_Directions for this task_: Gather, from the listing beneath this task, every line holding the string "Company".

Data records:
++++
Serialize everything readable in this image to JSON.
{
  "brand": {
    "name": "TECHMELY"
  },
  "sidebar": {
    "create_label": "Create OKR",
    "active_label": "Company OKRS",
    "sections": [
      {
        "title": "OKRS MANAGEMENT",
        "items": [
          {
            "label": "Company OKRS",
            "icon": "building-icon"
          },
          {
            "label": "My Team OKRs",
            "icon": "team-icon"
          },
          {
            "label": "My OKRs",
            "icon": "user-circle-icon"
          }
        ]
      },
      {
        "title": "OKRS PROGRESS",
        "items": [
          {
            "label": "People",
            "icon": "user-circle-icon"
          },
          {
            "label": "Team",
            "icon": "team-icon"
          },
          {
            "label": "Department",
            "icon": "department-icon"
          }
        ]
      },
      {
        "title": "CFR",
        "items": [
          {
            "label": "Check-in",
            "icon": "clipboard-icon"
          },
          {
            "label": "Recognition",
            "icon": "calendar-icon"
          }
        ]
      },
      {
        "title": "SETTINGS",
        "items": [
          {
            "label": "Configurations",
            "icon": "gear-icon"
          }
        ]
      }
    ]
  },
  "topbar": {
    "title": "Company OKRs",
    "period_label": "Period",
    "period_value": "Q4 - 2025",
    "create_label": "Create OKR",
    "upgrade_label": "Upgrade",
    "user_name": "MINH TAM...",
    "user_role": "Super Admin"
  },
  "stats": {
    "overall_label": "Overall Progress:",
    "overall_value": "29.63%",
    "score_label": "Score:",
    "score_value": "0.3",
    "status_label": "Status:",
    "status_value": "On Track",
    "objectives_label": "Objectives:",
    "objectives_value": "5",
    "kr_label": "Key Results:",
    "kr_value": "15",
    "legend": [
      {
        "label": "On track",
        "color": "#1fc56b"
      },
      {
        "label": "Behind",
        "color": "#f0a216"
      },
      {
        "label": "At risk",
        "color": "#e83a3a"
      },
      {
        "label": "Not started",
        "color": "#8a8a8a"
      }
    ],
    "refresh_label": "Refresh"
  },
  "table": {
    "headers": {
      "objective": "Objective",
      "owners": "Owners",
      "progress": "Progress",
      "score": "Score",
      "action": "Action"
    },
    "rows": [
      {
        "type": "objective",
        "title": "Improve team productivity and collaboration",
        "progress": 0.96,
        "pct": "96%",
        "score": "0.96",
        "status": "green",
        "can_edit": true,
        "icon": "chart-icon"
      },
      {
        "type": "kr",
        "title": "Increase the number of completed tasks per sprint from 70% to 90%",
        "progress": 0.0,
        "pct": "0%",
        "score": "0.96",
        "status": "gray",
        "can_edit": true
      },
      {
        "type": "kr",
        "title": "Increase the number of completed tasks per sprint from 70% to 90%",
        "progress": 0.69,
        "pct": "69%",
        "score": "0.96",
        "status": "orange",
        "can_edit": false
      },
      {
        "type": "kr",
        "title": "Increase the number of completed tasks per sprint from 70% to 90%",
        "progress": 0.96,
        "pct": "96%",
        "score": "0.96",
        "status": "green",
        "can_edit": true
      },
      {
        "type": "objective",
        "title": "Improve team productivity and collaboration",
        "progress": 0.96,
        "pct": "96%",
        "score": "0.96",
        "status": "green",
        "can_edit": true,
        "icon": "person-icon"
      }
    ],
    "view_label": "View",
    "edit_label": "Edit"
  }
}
++++
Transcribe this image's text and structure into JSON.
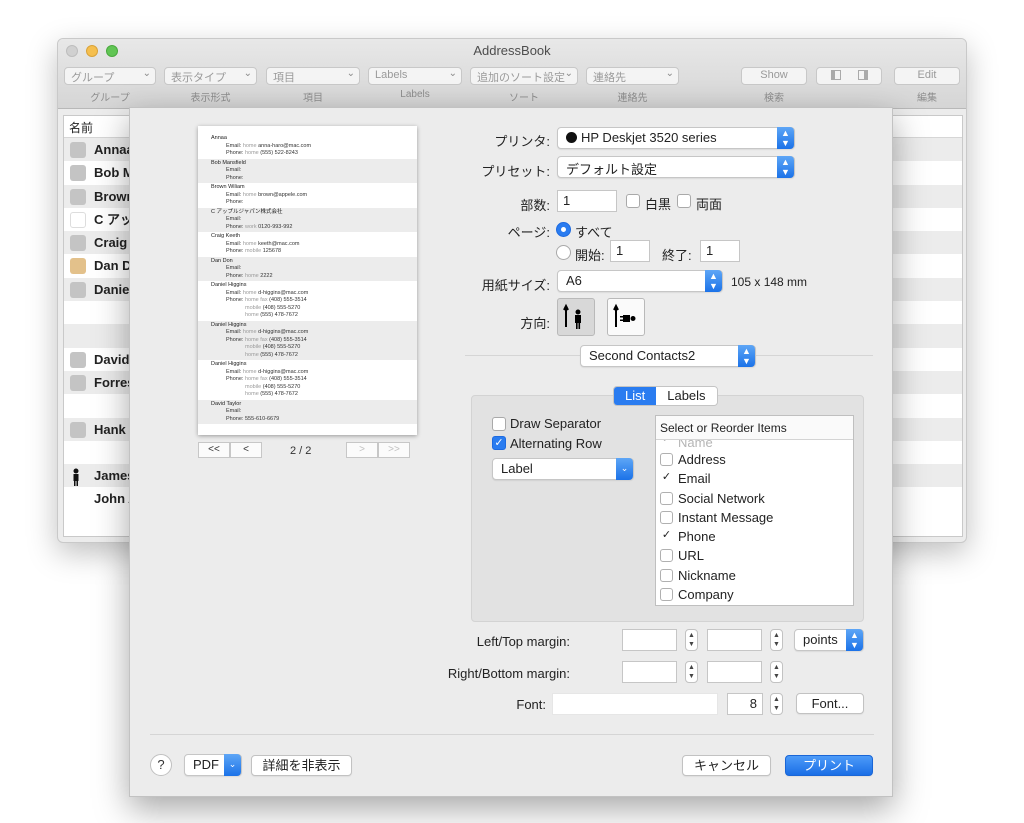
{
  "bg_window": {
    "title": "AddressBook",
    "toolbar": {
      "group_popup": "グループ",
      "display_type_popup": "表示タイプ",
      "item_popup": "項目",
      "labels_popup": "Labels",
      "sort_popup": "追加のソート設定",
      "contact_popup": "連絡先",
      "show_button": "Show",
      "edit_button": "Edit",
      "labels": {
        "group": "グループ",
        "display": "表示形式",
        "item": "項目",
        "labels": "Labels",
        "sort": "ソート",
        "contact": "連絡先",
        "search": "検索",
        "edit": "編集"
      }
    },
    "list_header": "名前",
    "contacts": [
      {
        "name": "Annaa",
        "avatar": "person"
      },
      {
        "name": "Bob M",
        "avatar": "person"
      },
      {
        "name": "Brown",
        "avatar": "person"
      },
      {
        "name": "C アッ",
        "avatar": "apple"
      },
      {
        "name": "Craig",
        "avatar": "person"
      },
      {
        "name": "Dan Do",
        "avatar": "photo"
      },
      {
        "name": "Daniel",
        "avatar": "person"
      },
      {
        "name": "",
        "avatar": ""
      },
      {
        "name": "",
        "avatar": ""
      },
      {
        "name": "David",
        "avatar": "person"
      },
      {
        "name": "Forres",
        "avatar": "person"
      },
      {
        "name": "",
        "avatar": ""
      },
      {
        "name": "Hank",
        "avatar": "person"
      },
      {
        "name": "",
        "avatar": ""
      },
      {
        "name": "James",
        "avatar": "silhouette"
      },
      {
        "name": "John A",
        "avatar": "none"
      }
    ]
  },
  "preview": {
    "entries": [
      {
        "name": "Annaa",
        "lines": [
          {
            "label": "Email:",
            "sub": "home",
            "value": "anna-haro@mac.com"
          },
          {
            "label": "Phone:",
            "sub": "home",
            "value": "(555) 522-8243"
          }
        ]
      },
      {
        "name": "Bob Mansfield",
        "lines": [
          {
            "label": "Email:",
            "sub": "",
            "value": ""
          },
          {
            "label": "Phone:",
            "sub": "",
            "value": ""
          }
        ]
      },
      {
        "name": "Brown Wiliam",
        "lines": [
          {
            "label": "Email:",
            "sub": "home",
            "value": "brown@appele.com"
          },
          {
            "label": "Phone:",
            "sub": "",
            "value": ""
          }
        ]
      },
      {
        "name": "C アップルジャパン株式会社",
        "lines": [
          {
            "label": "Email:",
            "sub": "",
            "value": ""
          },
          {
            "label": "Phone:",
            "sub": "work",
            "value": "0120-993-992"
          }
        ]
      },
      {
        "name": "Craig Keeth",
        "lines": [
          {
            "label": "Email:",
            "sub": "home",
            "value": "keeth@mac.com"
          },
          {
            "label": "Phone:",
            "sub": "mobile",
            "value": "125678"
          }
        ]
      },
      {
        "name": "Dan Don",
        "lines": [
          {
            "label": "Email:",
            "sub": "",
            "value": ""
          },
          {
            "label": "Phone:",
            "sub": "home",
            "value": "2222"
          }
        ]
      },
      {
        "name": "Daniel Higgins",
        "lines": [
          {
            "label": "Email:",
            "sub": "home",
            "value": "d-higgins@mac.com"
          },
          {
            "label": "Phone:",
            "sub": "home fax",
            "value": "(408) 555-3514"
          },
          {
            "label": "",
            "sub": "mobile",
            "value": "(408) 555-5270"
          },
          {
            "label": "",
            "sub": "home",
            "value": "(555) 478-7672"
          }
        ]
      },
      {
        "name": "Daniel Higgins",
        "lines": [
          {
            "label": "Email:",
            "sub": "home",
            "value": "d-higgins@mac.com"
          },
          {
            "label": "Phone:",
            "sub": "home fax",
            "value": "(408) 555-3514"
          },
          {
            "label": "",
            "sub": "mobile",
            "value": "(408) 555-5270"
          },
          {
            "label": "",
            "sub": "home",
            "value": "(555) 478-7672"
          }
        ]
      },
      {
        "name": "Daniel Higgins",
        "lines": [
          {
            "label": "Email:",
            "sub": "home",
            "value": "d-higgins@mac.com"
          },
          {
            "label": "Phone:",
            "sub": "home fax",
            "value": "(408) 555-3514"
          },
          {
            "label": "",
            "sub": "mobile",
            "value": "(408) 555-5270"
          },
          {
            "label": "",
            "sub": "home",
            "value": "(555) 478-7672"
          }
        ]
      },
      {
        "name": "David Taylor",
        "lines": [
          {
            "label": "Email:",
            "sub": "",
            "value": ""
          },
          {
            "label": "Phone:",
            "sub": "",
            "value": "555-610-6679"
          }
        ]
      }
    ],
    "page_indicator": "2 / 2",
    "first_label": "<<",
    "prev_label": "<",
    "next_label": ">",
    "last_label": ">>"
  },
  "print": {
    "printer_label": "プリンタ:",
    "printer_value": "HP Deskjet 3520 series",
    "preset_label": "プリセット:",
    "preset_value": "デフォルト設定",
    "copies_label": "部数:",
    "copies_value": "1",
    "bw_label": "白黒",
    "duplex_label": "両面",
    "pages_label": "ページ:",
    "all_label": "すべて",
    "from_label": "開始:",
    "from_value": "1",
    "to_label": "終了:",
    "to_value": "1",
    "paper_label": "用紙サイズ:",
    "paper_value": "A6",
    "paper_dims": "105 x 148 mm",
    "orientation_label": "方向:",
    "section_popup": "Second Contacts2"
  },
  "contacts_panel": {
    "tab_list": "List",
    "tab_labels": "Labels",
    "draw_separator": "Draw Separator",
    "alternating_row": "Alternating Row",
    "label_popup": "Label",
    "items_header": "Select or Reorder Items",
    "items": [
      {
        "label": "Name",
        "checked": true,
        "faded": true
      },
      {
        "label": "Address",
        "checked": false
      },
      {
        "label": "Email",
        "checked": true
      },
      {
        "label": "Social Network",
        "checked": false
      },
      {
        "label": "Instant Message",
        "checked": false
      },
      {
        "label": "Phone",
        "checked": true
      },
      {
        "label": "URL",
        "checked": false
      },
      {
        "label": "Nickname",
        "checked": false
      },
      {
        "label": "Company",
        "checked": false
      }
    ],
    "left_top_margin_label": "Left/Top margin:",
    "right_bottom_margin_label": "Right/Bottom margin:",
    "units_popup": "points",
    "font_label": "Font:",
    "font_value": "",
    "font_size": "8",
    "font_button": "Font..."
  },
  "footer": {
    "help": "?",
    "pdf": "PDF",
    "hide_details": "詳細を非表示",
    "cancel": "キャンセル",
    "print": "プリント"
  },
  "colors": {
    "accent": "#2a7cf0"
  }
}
++++
_The solution_:
    "active_label": "Company OKRS",
            "label": "Company OKRS",
    "title": "Company OKRs",
        "label": "Company",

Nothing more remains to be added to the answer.